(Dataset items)
◇ ◇ ◇ ◇ ◇

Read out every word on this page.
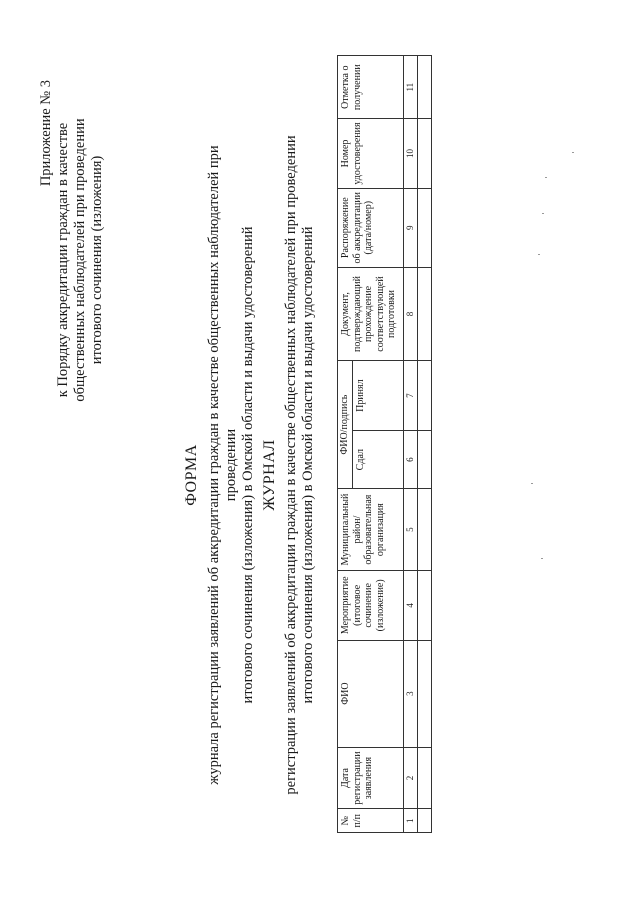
Приложение № 3 к Порядку аккредитации граждан в качестве общественных наблюдателей при проведении итогового сочинения (изложения)
ФОРМА журнала регистрации заявлений об аккредитации граждан в качестве общественных наблюдателей при проведении итогового сочинения (изложения) в Омской области и выдачи удостоверений ЖУРНАЛ регистрации заявлений об аккредитации граждан в качестве общественных наблюдателей при проведении итогового сочинения (изложения) в Омской области и выдачи удостоверений
№ п/п	Дата регистрации заявления	ФИО	Мероприятие (итоговое сочинение (изложение)	Муниципальный район/ образовательная организация	ФИО/подпись		Документ, подтверждающий прохождение соответствующей подготовки	Распоряжение об аккредитации (дата/номер)	Номер удостоверения	Отметка о получении
					Сдал	Принял				
1	2	3	4	5	6	7	8	9	10	11
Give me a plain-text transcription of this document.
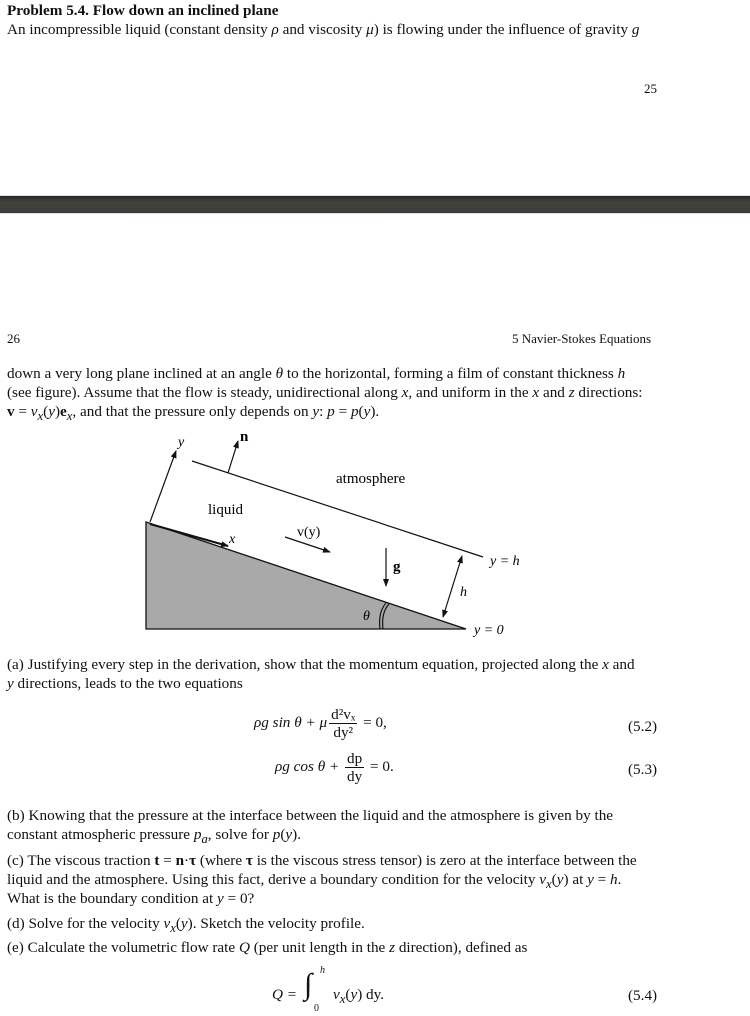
Problem 5.4. Flow down an inclined plane
An incompressible liquid (constant density ρ and viscosity μ) is flowing under the influence of gravity g
25
26	5 Navier-Stokes Equations
down a very long plane inclined at an angle θ to the horizontal, forming a film of constant thickness h
(see figure). Assume that the flow is steady, unidirectional along x, and uniform in the x and z directions:
$v = v_x(y)e_x$, and that the pressure only depends on y: p = p(y).
y	n
atmosphere
liquid
x	v(y)
g	y = h
h
θ
y = 0
(a) Justifying every step in the derivation, show that the momentum equation, projected along the x and
y directions, leads to the two equations
ρg sin θ + μ $\frac{\text{d²vₓ}}{\text{dy²}} = 0$,	(5.2)
ρg $\cos \theta + \frac{dp}{dy} = 0$.	(5.3)
(b) Knowing that the pressure at the interface between the liquid and the atmosphere is given by the
constant atmospheric pressure $p_a$, solve for p(y).
(c) The viscous traction t = n·τ (where τ is the viscous stress tensor) is zero at the interface between the
liquid and the atmosphere. Using this fact, derive a boundary condition for the velocity $v_x(y)$ at y = h.
What is the boundary condition at y = 0?
(d) Solve for the velocity $v_x(y)$. Sketch the velocity profile.
(e) Calculate the volumetric flow rate Q (per unit length in the z direction), defined as
Q = ∫ h
0
$v_x(y)$ dy.	(5.4)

◇ ◇ ◇ ◇ ◇

TASK STATEMENT: Pick out all lines containing the string "condition".

OUTPUT BELOW:
liquid and the atmosphere. Using this fact, derive a boundary condition for the velocity $v_x(y)$ at y = h.
What is the boundary condition at y = 0?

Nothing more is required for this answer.